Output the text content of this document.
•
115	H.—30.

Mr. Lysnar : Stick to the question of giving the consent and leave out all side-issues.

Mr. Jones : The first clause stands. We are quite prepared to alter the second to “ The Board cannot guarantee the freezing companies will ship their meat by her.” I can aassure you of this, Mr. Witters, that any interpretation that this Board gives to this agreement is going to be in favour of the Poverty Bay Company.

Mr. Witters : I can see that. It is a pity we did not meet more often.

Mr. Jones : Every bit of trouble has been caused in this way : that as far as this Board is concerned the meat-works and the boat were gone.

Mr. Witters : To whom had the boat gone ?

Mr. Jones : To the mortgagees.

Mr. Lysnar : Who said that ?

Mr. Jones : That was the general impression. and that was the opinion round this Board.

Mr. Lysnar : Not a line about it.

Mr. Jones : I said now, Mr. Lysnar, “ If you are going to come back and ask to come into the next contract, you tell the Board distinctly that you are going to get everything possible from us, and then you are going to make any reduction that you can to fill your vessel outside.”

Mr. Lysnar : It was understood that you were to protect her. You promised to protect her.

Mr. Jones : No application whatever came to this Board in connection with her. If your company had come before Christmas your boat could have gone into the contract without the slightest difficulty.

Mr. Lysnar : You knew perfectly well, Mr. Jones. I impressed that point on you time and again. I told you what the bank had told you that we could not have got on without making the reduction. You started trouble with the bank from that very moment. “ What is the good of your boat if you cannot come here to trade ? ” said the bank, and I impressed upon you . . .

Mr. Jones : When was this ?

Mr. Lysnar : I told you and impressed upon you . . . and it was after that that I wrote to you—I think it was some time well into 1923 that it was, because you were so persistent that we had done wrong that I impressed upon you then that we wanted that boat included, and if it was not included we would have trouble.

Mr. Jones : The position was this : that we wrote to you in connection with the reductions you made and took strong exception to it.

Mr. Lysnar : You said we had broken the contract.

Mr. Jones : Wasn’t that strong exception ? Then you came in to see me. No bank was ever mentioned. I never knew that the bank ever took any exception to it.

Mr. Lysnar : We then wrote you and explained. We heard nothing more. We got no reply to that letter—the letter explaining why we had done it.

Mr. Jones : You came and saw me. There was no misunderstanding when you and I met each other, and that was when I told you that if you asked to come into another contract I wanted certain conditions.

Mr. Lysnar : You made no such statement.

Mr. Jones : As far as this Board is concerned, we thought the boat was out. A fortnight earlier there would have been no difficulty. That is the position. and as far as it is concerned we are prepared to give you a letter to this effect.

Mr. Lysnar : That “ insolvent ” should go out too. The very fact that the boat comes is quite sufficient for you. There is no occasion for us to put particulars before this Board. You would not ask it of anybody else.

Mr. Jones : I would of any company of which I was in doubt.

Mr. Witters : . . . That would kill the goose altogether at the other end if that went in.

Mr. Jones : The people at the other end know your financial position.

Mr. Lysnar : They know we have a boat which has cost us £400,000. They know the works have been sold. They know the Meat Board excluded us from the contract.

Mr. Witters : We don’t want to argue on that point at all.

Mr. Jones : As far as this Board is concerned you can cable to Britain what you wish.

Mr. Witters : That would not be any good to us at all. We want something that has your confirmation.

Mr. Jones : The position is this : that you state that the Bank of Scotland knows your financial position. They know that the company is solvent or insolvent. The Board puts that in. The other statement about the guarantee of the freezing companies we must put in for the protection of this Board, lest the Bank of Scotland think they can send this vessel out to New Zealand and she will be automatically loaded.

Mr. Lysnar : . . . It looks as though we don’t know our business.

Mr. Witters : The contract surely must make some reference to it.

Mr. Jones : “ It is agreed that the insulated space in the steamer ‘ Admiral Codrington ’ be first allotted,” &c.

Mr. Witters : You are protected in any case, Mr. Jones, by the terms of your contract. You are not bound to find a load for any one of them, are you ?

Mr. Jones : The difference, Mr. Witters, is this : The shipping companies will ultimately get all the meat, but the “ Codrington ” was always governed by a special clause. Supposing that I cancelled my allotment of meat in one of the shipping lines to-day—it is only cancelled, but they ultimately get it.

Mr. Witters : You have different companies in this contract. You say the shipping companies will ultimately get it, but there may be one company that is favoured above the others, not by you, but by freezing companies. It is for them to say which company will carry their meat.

What is expected.
Above are the records. Identify each line that contains the word "strong".

Full solution.
Mr. Jones : The position was this : that we wrote to you in connection with the reductions you made and took strong exception to it.
Mr. Jones : Wasn’t that strong exception ? Then you came in to see me. No bank was ever mentioned. I never knew that the bank ever took any exception to it.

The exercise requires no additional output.